=== Available records ===
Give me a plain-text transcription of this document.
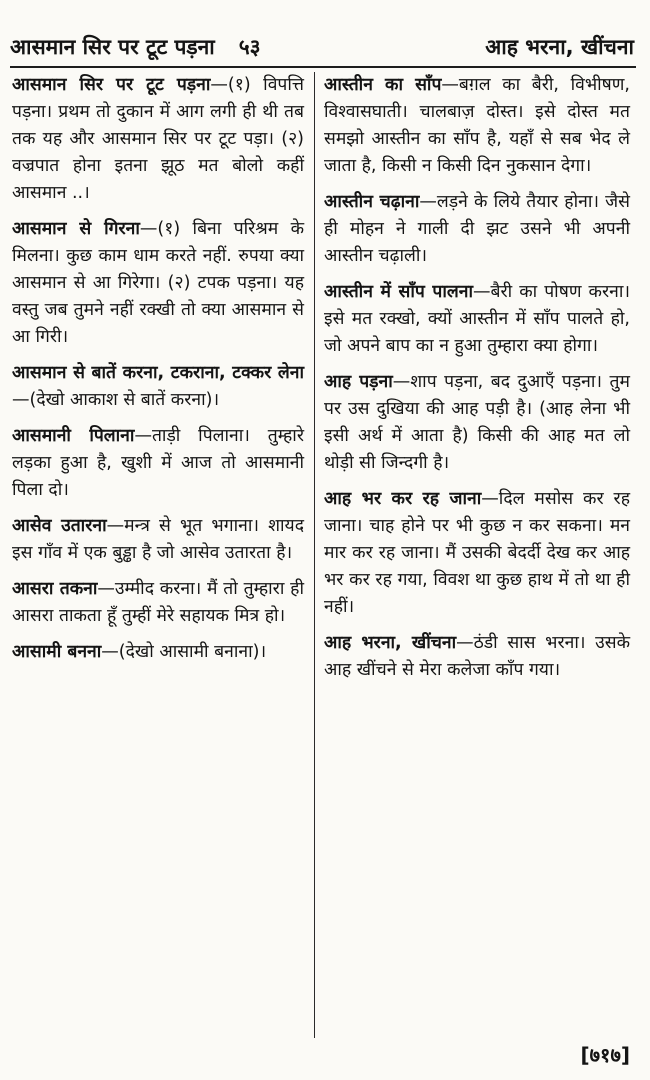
आसमान सिर पर टूट पड़ना ५३	आह भरना, खींचना
आसमान सिर पर टूट पड़ना—(१) विपत्ति पड़ना। प्रथम तो दुकान में आग लगी ही थी तब तक यह और आसमान सिर पर टूट पड़ा। (२) वज्रपात होना इतना झूठ मत बोलो कहीं आसमान ..।
आसमान से गिरना—(१) बिना परिश्रम के मिलना। कुछ काम धाम करते नहीं. रुपया क्या आसमान से आ गिरेगा। (२) टपक पड़ना। यह वस्तु जब तुमने नहीं रक्खी तो क्या आसमान से आ गिरी।
आसमान से बातें करना, टकराना, टक्कर लेना—(देखो आकाश से बातें करना)।
आसमानी पिलाना—ताड़ी पिलाना। तुम्हारे लड़का हुआ है, खुशी में आज तो आसमानी पिला दो।
आसेव उतारना—मन्त्र से भूत भगाना। शायद इस गाँव में एक बुड्ढा है जो आसेव उतारता है।
आसरा तकना—उम्मीद करना। मैं तो तुम्हारा ही आसरा ताकता हूँ तुम्हीं मेरे सहायक मित्र हो।
आसामी बनना—(देखो आसामी बनाना)।
आस्तीन का साँप—बग़ल का बैरी, विभीषण, विश्वासघाती। चालबाज़ दोस्त। इसे दोस्त मत समझो आस्तीन का साँप है, यहाँ से सब भेद ले जाता है, किसी न किसी दिन नुकसान देगा।
आस्तीन चढ़ाना—लड़ने के लिये तैयार होना। जैसे ही मोहन ने गाली दी झट उसने भी अपनी आस्तीन चढ़ाली।
आस्तीन में साँप पालना—बैरी का पोषण करना। इसे मत रक्खो, क्यों आस्तीन में साँप पालते हो, जो अपने बाप का न हुआ तुम्हारा क्या होगा।
आह पड़ना—शाप पड़ना, बद दुआएँ पड़ना। तुम पर उस दुखिया की आह पड़ी है। (आह लेना भी इसी अर्थ में आता है) किसी की आह मत लो थोड़ी सी जिन्दगी है।
आह भर कर रह जाना—दिल मसोस कर रह जाना। चाह होने पर भी कुछ न कर सकना। मन मार कर रह जाना। मैं उसकी बेदर्दी देख कर आह भर कर रह गया, विवश था कुछ हाथ में तो था ही नहीं।
आह भरना, खींचना—ठंडी सास भरना। उसके आह खींचने से मेरा कलेजा काँप गया।
[७१७]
===
**Exercise instructions**:
Pictures stay out of the copy; please restate every record above exactly.

**Output of the exercise**:
Give me a plain-text transcription of this document.
आसमान सिर पर टूट पड़ना ५३	आह भरना, खींचना
आसमान सिर पर टूट पड़ना—(१) विपत्ति पड़ना। प्रथम तो दुकान में आग लगी ही थी तब तक यह और आसमान सिर पर टूट पड़ा। (२) वज्रपात होना इतना झूठ मत बोलो कहीं आसमान ..।
आसमान से गिरना—(१) बिना परिश्रम के मिलना। कुछ काम धाम करते नहीं. रुपया क्या आसमान से आ गिरेगा। (२) टपक पड़ना। यह वस्तु जब तुमने नहीं रक्खी तो क्या आसमान से आ गिरी।
आसमान से बातें करना, टकराना, टक्कर लेना—(देखो आकाश से बातें करना)।
आसमानी पिलाना—ताड़ी पिलाना। तुम्हारे लड़का हुआ है, खुशी में आज तो आसमानी पिला दो।
आसेव उतारना—मन्त्र से भूत भगाना। शायद इस गाँव में एक बुड्ढा है जो आसेव उतारता है।
आसरा तकना—उम्मीद करना। मैं तो तुम्हारा ही आसरा ताकता हूँ तुम्हीं मेरे सहायक मित्र हो।
आसामी बनना—(देखो आसामी बनाना)।
आस्तीन का साँप—बग़ल का बैरी, विभीषण, विश्वासघाती। चालबाज़ दोस्त। इसे दोस्त मत समझो आस्तीन का साँप है, यहाँ से सब भेद ले जाता है, किसी न किसी दिन नुकसान देगा।
आस्तीन चढ़ाना—लड़ने के लिये तैयार होना। जैसे ही मोहन ने गाली दी झट उसने भी अपनी आस्तीन चढ़ाली।
आस्तीन में साँप पालना—बैरी का पोषण करना। इसे मत रक्खो, क्यों आस्तीन में साँप पालते हो, जो अपने बाप का न हुआ तुम्हारा क्या होगा।
आह पड़ना—शाप पड़ना, बद दुआएँ पड़ना। तुम पर उस दुखिया की आह पड़ी है। (आह लेना भी इसी अर्थ में आता है) किसी की आह मत लो थोड़ी सी जिन्दगी है।
आह भर कर रह जाना—दिल मसोस कर रह जाना। चाह होने पर भी कुछ न कर सकना। मन मार कर रह जाना। मैं उसकी बेदर्दी देख कर आह भर कर रह गया, विवश था कुछ हाथ में तो था ही नहीं।
आह भरना, खींचना—ठंडी सास भरना। उसके आह खींचने से मेरा कलेजा काँप गया।
[७१७]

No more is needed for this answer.